▶ [WHAT TO DO] Keep only the lines of the data below that contain "arrow", and copy them.

Collected data
[start]
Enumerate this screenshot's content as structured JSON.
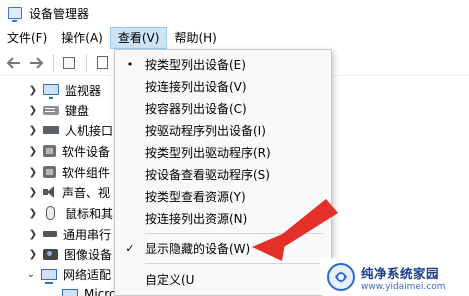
{
  "window": {
    "title": "设备管理器"
  },
  "menubar": {
    "items": [
      {
        "label": "文件(F)"
      },
      {
        "label": "操作(A)"
      },
      {
        "label": "查看(V)"
      },
      {
        "label": "帮助(H)"
      }
    ]
  },
  "toolbar": {
    "icons": [
      "back-arrow-icon",
      "forward-arrow-icon",
      "properties-icon",
      "document-icon"
    ]
  },
  "tree": {
    "items": [
      {
        "label": "监视器",
        "icon": "monitor-icon"
      },
      {
        "label": "键盘",
        "icon": "keyboard-icon"
      },
      {
        "label": "人机接口",
        "icon": "hid-icon"
      },
      {
        "label": "软件设备",
        "icon": "chip-icon"
      },
      {
        "label": "软件组件",
        "icon": "chip-icon"
      },
      {
        "label": "声音、视",
        "icon": "speaker-icon"
      },
      {
        "label": "鼠标和其",
        "icon": "mouse-icon"
      },
      {
        "label": "通用串行",
        "icon": "usb-icon"
      },
      {
        "label": "图像设备",
        "icon": "camera-icon"
      },
      {
        "label": "网络适配",
        "icon": "network-adapter-icon"
      },
      {
        "label": "Microsoft Kernel D",
        "icon": "network-adapter-icon"
      }
    ]
  },
  "view_menu": {
    "items": [
      {
        "label": "按类型列出设备(E)",
        "mark": "•"
      },
      {
        "label": "按连接列出设备(V)",
        "mark": ""
      },
      {
        "label": "按容器列出设备(C)",
        "mark": ""
      },
      {
        "label": "按驱动程序列出设备(I)",
        "mark": ""
      },
      {
        "label": "按类型列出驱动程序(R)",
        "mark": ""
      },
      {
        "label": "按设备查看驱动程序(S)",
        "mark": ""
      },
      {
        "label": "按类型查看资源(Y)",
        "mark": ""
      },
      {
        "label": "按连接列出资源(N)",
        "mark": ""
      },
      {
        "label": "显示隐藏的设备(W)",
        "mark": "✓"
      },
      {
        "label": "自定义(U",
        "mark": ""
      }
    ]
  },
  "watermark": {
    "name": "纯净系统家园",
    "url": "www.yidaimei.com"
  },
  "colors": {
    "menu_active": "#cce4f7",
    "arrow": "#e5302a",
    "watermark_blue": "#1a3c8c"
  }
}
[end]
▶ [FINISHED TASK]
      "back-arrow-icon",
      "forward-arrow-icon",
    "arrow": "#e5302a",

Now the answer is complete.